**POLECENIA:**
**A.** Którą komisją sejmową kieruje Jarosław Sachajko według fragmentu dokumentu?
**B.** Przepisz dokładnie z fragmentu dokumentu tekst między słowami "- Wystąpię do" a "rolnictwa Jarosław Sachajko.", włącznie z nimi.

Kukiz'15 chce sprawdzenia prywatnych schronisk dla zwierząt, czy aby nie prowadzą one działalności niezgodnej z prawem. W tle jest spór o nowelizację ustawy o ochronie zwierząt i przyszłość polskiego przemysłu futrzarskiego.
- Wystąpię do marszałka Sejmu, aby złożył wniosek do NIK o kontrolę tzw. prywatnych schronisk – powiedział na konferencji w Sejmie poseł Kukiz '15 i przewodniczący sejmowej komisji rolnictwa Jarosław Sachajko.
Jego zdaniem nowelizacja ustawy o ochronie zwierząt spowoduje, że domowi ulubieńcy będą odbierani Polakom i oddawani "w niepewne ręcę:.

**ZAWARTOŚĆ ZBIORU:**
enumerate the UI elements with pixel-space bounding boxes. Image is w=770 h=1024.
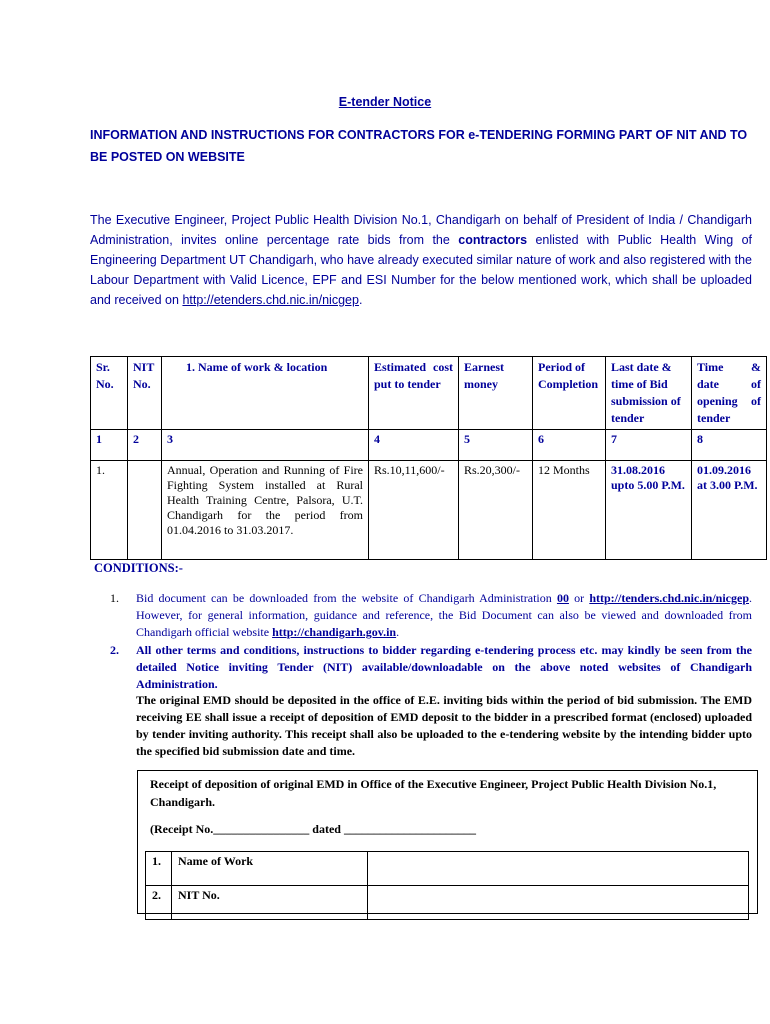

**ROZWIĄZANIA ZADAŃ:**
**A.** Sejmową komisją rolnictwa.

**B.**
- Wystąpię do marszałka Sejmu, aby złożył wniosek do NIK o kontrolę tzw. prywatnych schronisk – powiedział na konferencji w Sejmie poseł Kukiz '15 i przewodniczący sejmowej komisji rolnictwa Jarosław Sachajko.